#### GOAL:
Take every line from the listing below that contains "District".

#### DATA TO USE:
++++++++
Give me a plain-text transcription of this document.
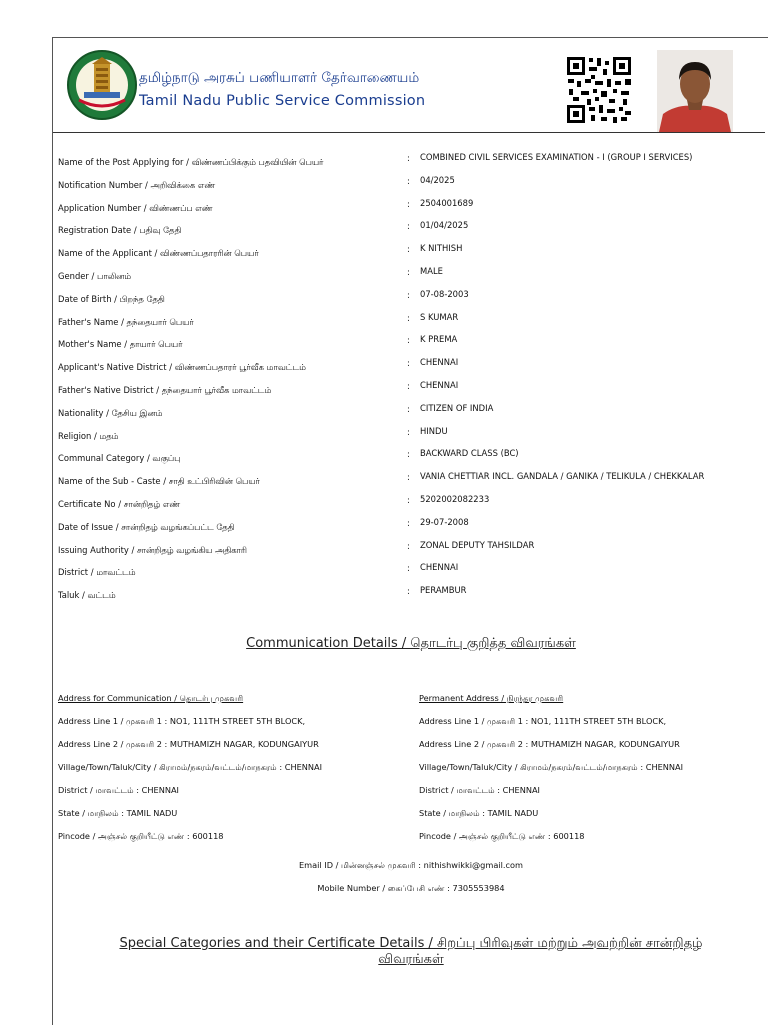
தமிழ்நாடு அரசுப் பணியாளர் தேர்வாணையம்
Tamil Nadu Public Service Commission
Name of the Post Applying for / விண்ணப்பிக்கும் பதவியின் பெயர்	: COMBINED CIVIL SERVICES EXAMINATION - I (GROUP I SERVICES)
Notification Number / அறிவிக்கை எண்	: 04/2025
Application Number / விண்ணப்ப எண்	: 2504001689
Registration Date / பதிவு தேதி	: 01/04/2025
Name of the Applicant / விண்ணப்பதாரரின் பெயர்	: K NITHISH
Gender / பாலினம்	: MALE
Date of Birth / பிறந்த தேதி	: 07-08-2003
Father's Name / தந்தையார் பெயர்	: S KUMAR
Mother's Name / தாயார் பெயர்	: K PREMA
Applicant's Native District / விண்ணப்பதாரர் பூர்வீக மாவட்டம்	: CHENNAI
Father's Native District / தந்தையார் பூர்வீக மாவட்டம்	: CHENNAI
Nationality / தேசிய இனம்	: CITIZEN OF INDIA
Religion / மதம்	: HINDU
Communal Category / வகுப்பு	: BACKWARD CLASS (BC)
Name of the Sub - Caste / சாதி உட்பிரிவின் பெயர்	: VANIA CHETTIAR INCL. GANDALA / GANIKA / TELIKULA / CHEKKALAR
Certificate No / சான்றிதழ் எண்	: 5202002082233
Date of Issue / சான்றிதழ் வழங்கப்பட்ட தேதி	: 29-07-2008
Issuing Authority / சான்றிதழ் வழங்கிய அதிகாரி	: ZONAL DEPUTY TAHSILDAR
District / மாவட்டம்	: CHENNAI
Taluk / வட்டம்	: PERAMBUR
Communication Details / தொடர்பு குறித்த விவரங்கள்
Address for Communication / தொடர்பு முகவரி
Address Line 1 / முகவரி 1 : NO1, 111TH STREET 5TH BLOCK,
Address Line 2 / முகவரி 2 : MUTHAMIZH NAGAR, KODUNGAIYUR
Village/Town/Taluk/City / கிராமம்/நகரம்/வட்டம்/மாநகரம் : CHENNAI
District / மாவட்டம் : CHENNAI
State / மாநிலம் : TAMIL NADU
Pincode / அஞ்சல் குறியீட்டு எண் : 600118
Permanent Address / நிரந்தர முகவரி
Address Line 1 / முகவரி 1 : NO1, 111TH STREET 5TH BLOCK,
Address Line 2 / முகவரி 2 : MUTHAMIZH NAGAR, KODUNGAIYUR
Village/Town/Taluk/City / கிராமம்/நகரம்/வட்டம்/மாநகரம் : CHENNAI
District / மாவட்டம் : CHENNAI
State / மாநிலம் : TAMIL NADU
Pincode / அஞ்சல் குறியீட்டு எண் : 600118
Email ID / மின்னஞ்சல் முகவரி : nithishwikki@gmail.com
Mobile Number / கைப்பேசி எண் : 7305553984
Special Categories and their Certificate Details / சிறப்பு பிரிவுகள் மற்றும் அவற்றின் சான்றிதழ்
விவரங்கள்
++++++++
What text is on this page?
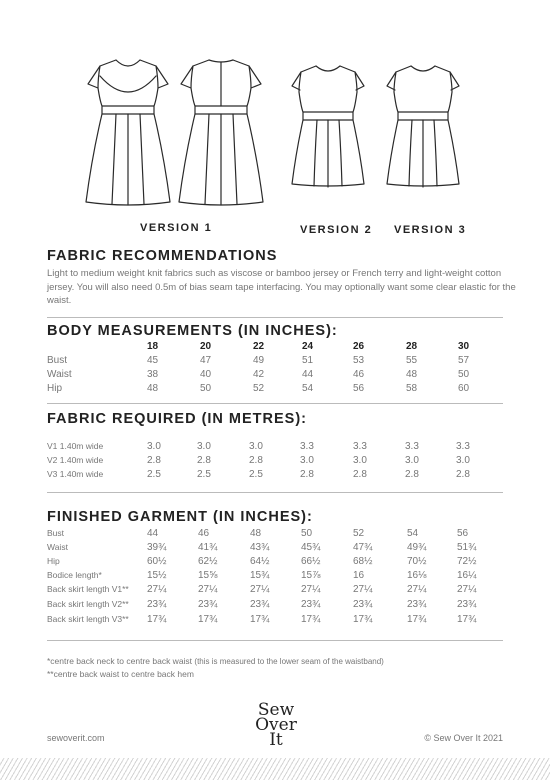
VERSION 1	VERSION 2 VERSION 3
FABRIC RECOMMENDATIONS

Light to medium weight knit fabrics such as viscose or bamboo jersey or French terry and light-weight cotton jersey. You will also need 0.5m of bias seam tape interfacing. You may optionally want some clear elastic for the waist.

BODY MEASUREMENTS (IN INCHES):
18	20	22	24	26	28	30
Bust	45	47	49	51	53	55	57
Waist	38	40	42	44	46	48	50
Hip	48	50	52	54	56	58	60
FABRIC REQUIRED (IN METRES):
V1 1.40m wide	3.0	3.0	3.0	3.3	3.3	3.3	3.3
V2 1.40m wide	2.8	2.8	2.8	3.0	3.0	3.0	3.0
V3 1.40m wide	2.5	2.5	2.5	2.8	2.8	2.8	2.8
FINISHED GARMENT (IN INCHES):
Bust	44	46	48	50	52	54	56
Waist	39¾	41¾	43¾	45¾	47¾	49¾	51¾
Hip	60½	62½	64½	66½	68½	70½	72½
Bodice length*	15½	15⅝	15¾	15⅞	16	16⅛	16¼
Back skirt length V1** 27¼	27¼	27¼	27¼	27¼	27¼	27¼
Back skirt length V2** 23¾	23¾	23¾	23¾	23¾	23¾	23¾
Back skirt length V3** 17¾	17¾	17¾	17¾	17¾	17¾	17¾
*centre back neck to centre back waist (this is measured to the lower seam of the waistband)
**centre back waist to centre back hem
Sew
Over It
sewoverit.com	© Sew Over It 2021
++++++++
#### RIGHT ANSWER:
Applicant's Native District / விண்ணப்பதாரர் பூர்வீக மாவட்டம்	: CHENNAI
Father's Native District / தந்தையார் பூர்வீக மாவட்டம்	: CHENNAI
District / மாவட்டம்	: CHENNAI
District / மாவட்டம் : CHENNAI
District / மாவட்டம் : CHENNAI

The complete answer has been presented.